**WORK REQUIRED:** Reproduce all of the material exactly as shown.

# MATERIAL PROVIDED start

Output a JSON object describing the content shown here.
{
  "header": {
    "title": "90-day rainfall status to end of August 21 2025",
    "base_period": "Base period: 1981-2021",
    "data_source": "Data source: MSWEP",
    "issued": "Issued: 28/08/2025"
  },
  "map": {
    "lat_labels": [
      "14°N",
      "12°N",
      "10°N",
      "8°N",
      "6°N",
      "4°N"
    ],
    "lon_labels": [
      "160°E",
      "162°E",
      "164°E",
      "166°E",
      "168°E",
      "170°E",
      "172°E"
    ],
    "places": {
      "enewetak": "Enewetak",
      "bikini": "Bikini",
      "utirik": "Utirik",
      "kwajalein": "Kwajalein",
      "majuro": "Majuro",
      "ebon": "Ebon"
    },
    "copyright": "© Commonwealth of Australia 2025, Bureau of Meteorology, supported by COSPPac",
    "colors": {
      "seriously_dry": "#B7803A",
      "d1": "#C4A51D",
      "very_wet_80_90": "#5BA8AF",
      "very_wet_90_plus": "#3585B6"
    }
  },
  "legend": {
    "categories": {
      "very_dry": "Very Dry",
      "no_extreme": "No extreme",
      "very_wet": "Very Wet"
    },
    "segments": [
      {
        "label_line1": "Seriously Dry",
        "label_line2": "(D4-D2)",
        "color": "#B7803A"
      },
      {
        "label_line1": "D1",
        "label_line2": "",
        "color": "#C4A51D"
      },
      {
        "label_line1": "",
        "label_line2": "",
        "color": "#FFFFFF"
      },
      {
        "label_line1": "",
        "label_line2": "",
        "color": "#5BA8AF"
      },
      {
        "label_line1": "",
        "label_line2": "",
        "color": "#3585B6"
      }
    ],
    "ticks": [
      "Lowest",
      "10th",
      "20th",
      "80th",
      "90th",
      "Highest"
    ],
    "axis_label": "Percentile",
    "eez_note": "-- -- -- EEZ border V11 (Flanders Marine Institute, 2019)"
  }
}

# MATERIAL PROVIDED end

**ANSWER:**
Output a JSON object describing the content shown here.
{
  "header": {
    "title": "90-day rainfall status to end of August 21 2025",
    "base_period": "Base period: 1981-2021",
    "data_source": "Data source: MSWEP",
    "issued": "Issued: 28/08/2025"
  },
  "map": {
    "lat_labels": [
      "14°N",
      "12°N",
      "10°N",
      "8°N",
      "6°N",
      "4°N"
    ],
    "lon_labels": [
      "160°E",
      "162°E",
      "164°E",
      "166°E",
      "168°E",
      "170°E",
      "172°E"
    ],
    "places": {
      "enewetak": "Enewetak",
      "bikini": "Bikini",
      "utirik": "Utirik",
      "kwajalein": "Kwajalein",
      "majuro": "Majuro",
      "ebon": "Ebon"
    },
    "copyright": "© Commonwealth of Australia 2025, Bureau of Meteorology, supported by COSPPac",
    "colors": {
      "seriously_dry": "#B7803A",
      "d1": "#C4A51D",
      "very_wet_80_90": "#5BA8AF",
      "very_wet_90_plus": "#3585B6"
    }
  },
  "legend": {
    "categories": {
      "very_dry": "Very Dry",
      "no_extreme": "No extreme",
      "very_wet": "Very Wet"
    },
    "segments": [
      {
        "label_line1": "Seriously Dry",
        "label_line2": "(D4-D2)",
        "color": "#B7803A"
      },
      {
        "label_line1": "D1",
        "label_line2": "",
        "color": "#C4A51D"
      },
      {
        "label_line1": "",
        "label_line2": "",
        "color": "#FFFFFF"
      },
      {
        "label_line1": "",
        "label_line2": "",
        "color": "#5BA8AF"
      },
      {
        "label_line1": "",
        "label_line2": "",
        "color": "#3585B6"
      }
    ],
    "ticks": [
      "Lowest",
      "10th",
      "20th",
      "80th",
      "90th",
      "Highest"
    ],
    "axis_label": "Percentile",
    "eez_note": "-- -- -- EEZ border V11 (Flanders Marine Institute, 2019)"
  }
}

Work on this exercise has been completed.